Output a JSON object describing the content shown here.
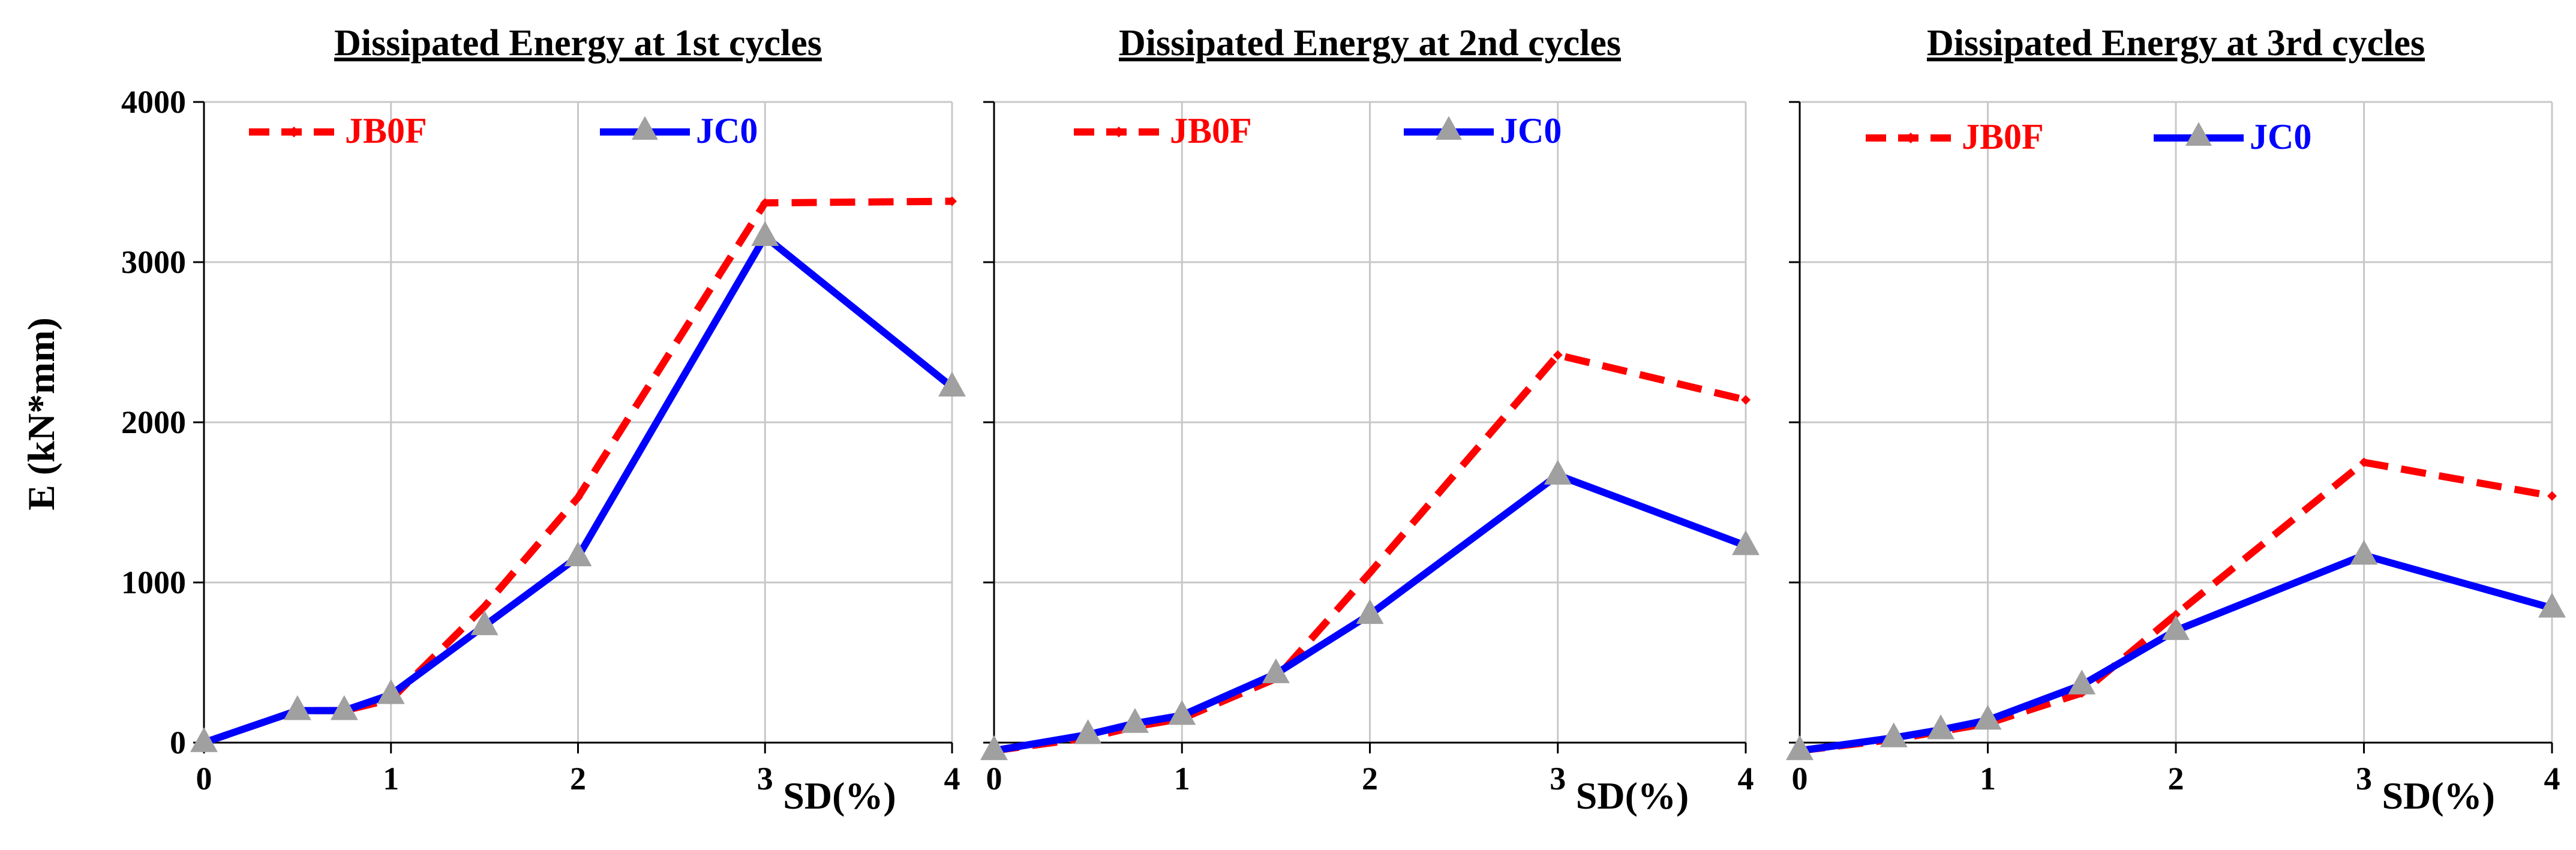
{
  "shared": {
    "ylabel": "E (kN*mm)",
    "xlabel": "SD(%)",
    "y_ticks": [
      "0",
      "1000",
      "2000",
      "3000",
      "4000"
    ],
    "x_ticks": [
      "0",
      "1",
      "2",
      "3",
      "4"
    ]
  },
  "colors": {
    "JB0F": "#ff0000",
    "JC0": "#0000ff",
    "marker": "#a0a0a0"
  },
  "chart_data": [
    {
      "type": "line",
      "title": "Dissipated Energy at 1st cycles",
      "xlabel": "SD(%)",
      "ylabel": "E (kN*mm)",
      "xlim": [
        0,
        4
      ],
      "ylim": [
        0,
        4000
      ],
      "grid": true,
      "legend": "top",
      "series": [
        {
          "name": "JB0F",
          "style": "dashed",
          "x": [
            0,
            0.5,
            0.75,
            1,
            1.5,
            2,
            3,
            4
          ],
          "y": [
            0,
            200,
            200,
            270,
            850,
            1530,
            3370,
            3380
          ]
        },
        {
          "name": "JC0",
          "style": "solid",
          "x": [
            0,
            0.5,
            0.75,
            1,
            1.5,
            2,
            3,
            4
          ],
          "y": [
            0,
            200,
            200,
            300,
            730,
            1160,
            3160,
            2220
          ]
        }
      ]
    },
    {
      "type": "line",
      "title": "Dissipated Energy at 2nd cycles",
      "xlabel": "SD(%)",
      "ylabel": "",
      "xlim": [
        0,
        4
      ],
      "ylim": [
        0,
        4000
      ],
      "grid": true,
      "legend": "top",
      "series": [
        {
          "name": "JB0F",
          "style": "dashed",
          "x": [
            0,
            0.5,
            0.75,
            1,
            1.5,
            2,
            3,
            4
          ],
          "y": [
            -50,
            30,
            100,
            150,
            400,
            1060,
            2420,
            2140
          ]
        },
        {
          "name": "JC0",
          "style": "solid",
          "x": [
            0,
            0.5,
            0.75,
            1,
            1.5,
            2,
            3,
            4
          ],
          "y": [
            -50,
            50,
            120,
            170,
            430,
            800,
            1670,
            1230
          ]
        }
      ]
    },
    {
      "type": "line",
      "title": "Dissipated Energy at 3rd cycles",
      "xlabel": "SD(%)",
      "ylabel": "",
      "xlim": [
        0,
        4
      ],
      "ylim": [
        0,
        4000
      ],
      "grid": true,
      "legend": "top",
      "series": [
        {
          "name": "JB0F",
          "style": "dashed",
          "x": [
            0,
            0.5,
            0.75,
            1,
            1.5,
            2,
            3,
            4
          ],
          "y": [
            -50,
            20,
            70,
            120,
            310,
            800,
            1750,
            1540
          ]
        },
        {
          "name": "JC0",
          "style": "solid",
          "x": [
            0,
            0.5,
            0.75,
            1,
            1.5,
            2,
            3,
            4
          ],
          "y": [
            -50,
            30,
            80,
            140,
            360,
            700,
            1170,
            840
          ]
        }
      ]
    }
  ]
}
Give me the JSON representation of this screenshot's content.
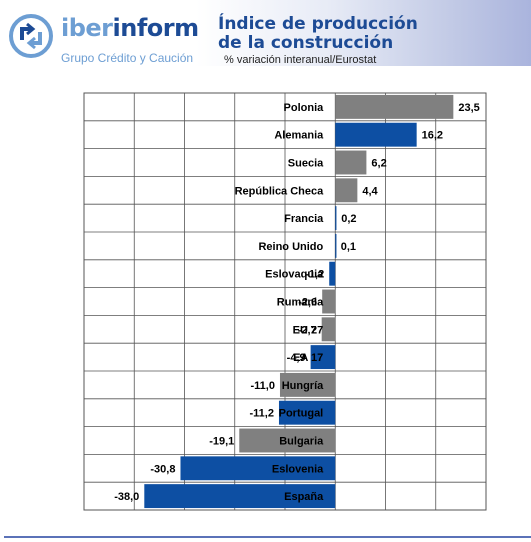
{
  "header": {
    "brand_part1": "iber",
    "brand_part2": "inform",
    "brand_sub": "Grupo Crédito y Caución",
    "title_line1": "Índice de producción",
    "title_line2": "de la construcción",
    "subtitle": "% variación interanual/Eurostat"
  },
  "colors": {
    "highlight": "#0d4fa3",
    "neutral": "#808080",
    "grid": "#555555",
    "brand_dark": "#1d4b95",
    "brand_light": "#6d9ed3"
  },
  "icons": [
    "iberinform-logo-icon"
  ],
  "chart_data": {
    "type": "bar",
    "orientation": "horizontal",
    "categories": [
      "Polonia",
      "Alemania",
      "Suecia",
      "República Checa",
      "Francia",
      "Reino Unido",
      "Eslovaquia",
      "Rumania",
      "EU 27",
      "EA 17",
      "Hungría",
      "Portugal",
      "Bulgaria",
      "Eslovenia",
      "España"
    ],
    "values": [
      23.5,
      16.2,
      6.2,
      4.4,
      0.2,
      0.1,
      -1.2,
      -2.6,
      -2.7,
      -4.9,
      -11.0,
      -11.2,
      -19.1,
      -30.8,
      -38.0
    ],
    "value_labels": [
      "23,5",
      "16,2",
      "6,2",
      "4,4",
      "0,2",
      "0,1",
      "-1,2",
      "-2,6",
      "-2,7",
      "-4,9",
      "-11,0",
      "-11,2",
      "-19,1",
      "-30,8",
      "-38,0"
    ],
    "highlight": [
      false,
      true,
      false,
      false,
      true,
      true,
      true,
      false,
      false,
      true,
      false,
      true,
      false,
      true,
      true
    ],
    "xlim": [
      -50,
      30
    ],
    "grid": true,
    "legend": "none"
  }
}
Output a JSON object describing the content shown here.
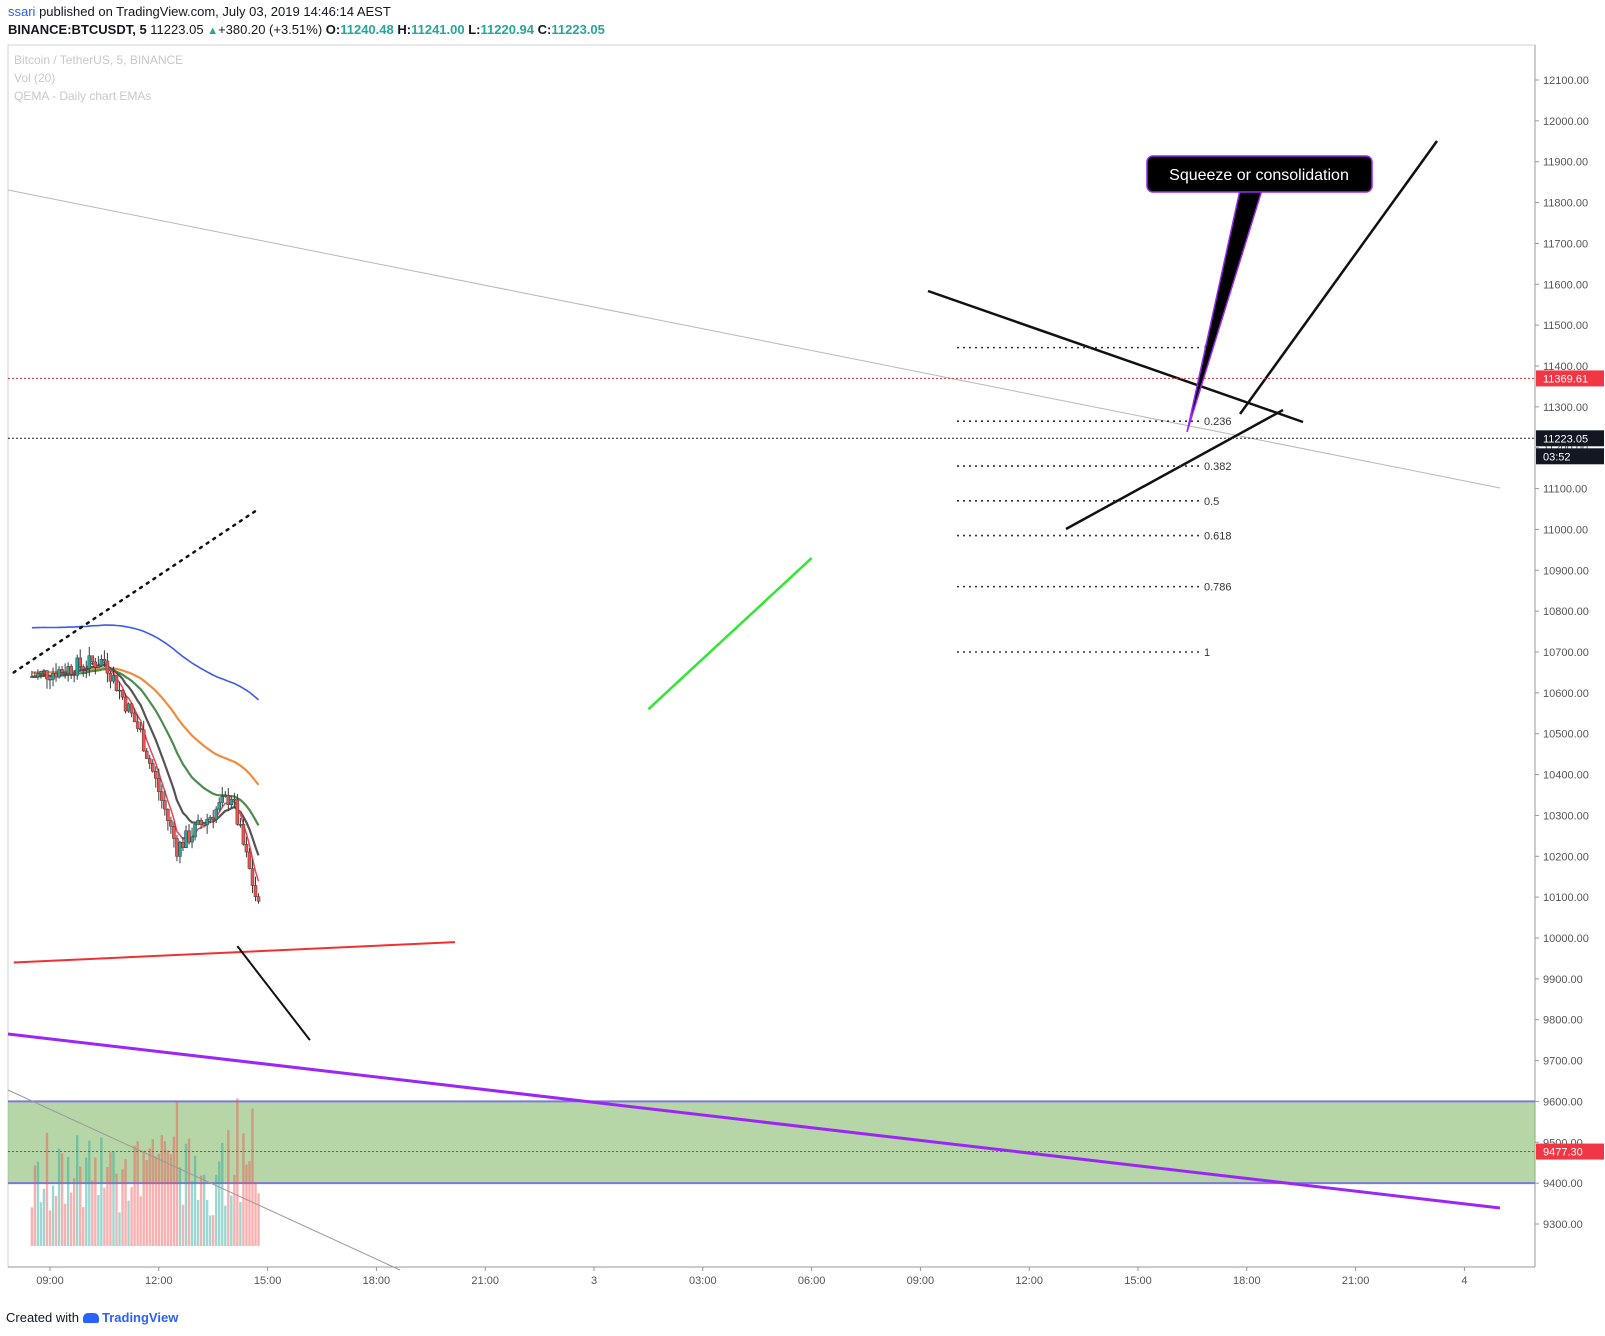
{
  "header": {
    "publisher": "ssari",
    "published_text": "published on TradingView.com, July 03, 2019 14:46:14 AEST",
    "symbol": "BINANCE:BTCUSDT, 5",
    "last": "11223.05",
    "change": "+380.20 (+3.51%)",
    "o_label": "O:",
    "o": "11240.48",
    "h_label": "H:",
    "h": "11241.00",
    "l_label": "L:",
    "l": "11220.94",
    "c_label": "C:",
    "c": "11223.05"
  },
  "legend": {
    "series_name": "Bitcoin / TetherUS, 5, BINANCE",
    "volume": "Vol (20)",
    "indicator": "QEMA - Daily chart EMAs"
  },
  "annotation": {
    "callout": "Squeeze or consolidation"
  },
  "price_tags": {
    "red_line": "11369.61",
    "last_price": "11223.05",
    "countdown": "03:52",
    "zone_line": "9477.30"
  },
  "footer": {
    "created_with": "Created with",
    "brand": "TradingView"
  },
  "colors": {
    "up": "#26a69a",
    "down": "#ef5350",
    "zone_fill": "#8fc07a",
    "zone_border": "#7b79d9",
    "purple_line": "#9c27f5",
    "red_line": "#f23030",
    "green_trend": "#33e633",
    "ema_black": "#555555",
    "ema_green": "#4c8c4c",
    "ema_orange": "#f08c3c",
    "ema_blue": "#3d5ce8",
    "ema_red": "#e8485a"
  },
  "chart_data": {
    "type": "candlestick",
    "y_axis_ticks": [
      12100,
      12000,
      11900,
      11800,
      11700,
      11600,
      11500,
      11400,
      11300,
      11200,
      11100,
      11000,
      10900,
      10800,
      10700,
      10600,
      10500,
      10400,
      10300,
      10200,
      10100,
      10000,
      9900,
      9800,
      9700,
      9600,
      9500,
      9400,
      9300
    ],
    "y_tick_suffix": ".00",
    "x_axis_labels": [
      "09:00",
      "12:00",
      "15:00",
      "18:00",
      "21:00",
      "3",
      "03:00",
      "06:00",
      "09:00",
      "12:00",
      "15:00",
      "18:00",
      "21:00",
      "4"
    ],
    "ylim": [
      9240,
      12170
    ],
    "key_points": [
      [
        "08:30",
        10640
      ],
      [
        "10:30",
        10680
      ],
      [
        "11:30",
        10500
      ],
      [
        "12:30",
        10220
      ],
      [
        "14:00",
        10350
      ],
      [
        "15:00",
        9980
      ],
      [
        "16:00",
        9780
      ],
      [
        "17:00",
        9840
      ],
      [
        "18:30",
        9880
      ],
      [
        "19:00",
        10330
      ],
      [
        "20:00",
        10200
      ],
      [
        "21:00",
        9950
      ],
      [
        "21:30",
        9760
      ],
      [
        "22:00",
        10120
      ],
      [
        "23:30",
        10050
      ],
      [
        "00:30",
        9940
      ],
      [
        "01:00",
        10100
      ],
      [
        "01:30",
        10520
      ],
      [
        "02:30",
        10600
      ],
      [
        "03:30",
        10520
      ],
      [
        "04:30",
        10780
      ],
      [
        "05:30",
        10640
      ],
      [
        "06:00",
        10920
      ],
      [
        "07:00",
        10700
      ],
      [
        "08:00",
        10660
      ],
      [
        "09:00",
        10830
      ],
      [
        "09:30",
        10720
      ],
      [
        "10:30",
        11050
      ],
      [
        "11:30",
        11420
      ],
      [
        "12:30",
        11220
      ],
      [
        "13:00",
        11100
      ],
      [
        "14:00",
        11370
      ],
      [
        "14:45",
        11223
      ]
    ],
    "fibonacci": [
      {
        "level": "0",
        "price": 11445
      },
      {
        "level": "0.236",
        "price": 11265
      },
      {
        "level": "0.382",
        "price": 11155
      },
      {
        "level": "0.5",
        "price": 11070
      },
      {
        "level": "0.618",
        "price": 10985
      },
      {
        "level": "0.786",
        "price": 10860
      },
      {
        "level": "1",
        "price": 10700
      }
    ],
    "horizontal_lines": [
      {
        "name": "red-dotted",
        "price": 11369.61
      },
      {
        "name": "last-price",
        "price": 11223.05
      },
      {
        "name": "zone-mid",
        "price": 9477.3
      }
    ],
    "demand_zone": {
      "from": 9400,
      "to": 9600
    }
  }
}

# What to produce
Copy each line above that contains the string "TradingView".

# Task output
    "published_text": "published on TradingView.com, July 03, 2019 14:46:14 AEST",
    "brand": "TradingView"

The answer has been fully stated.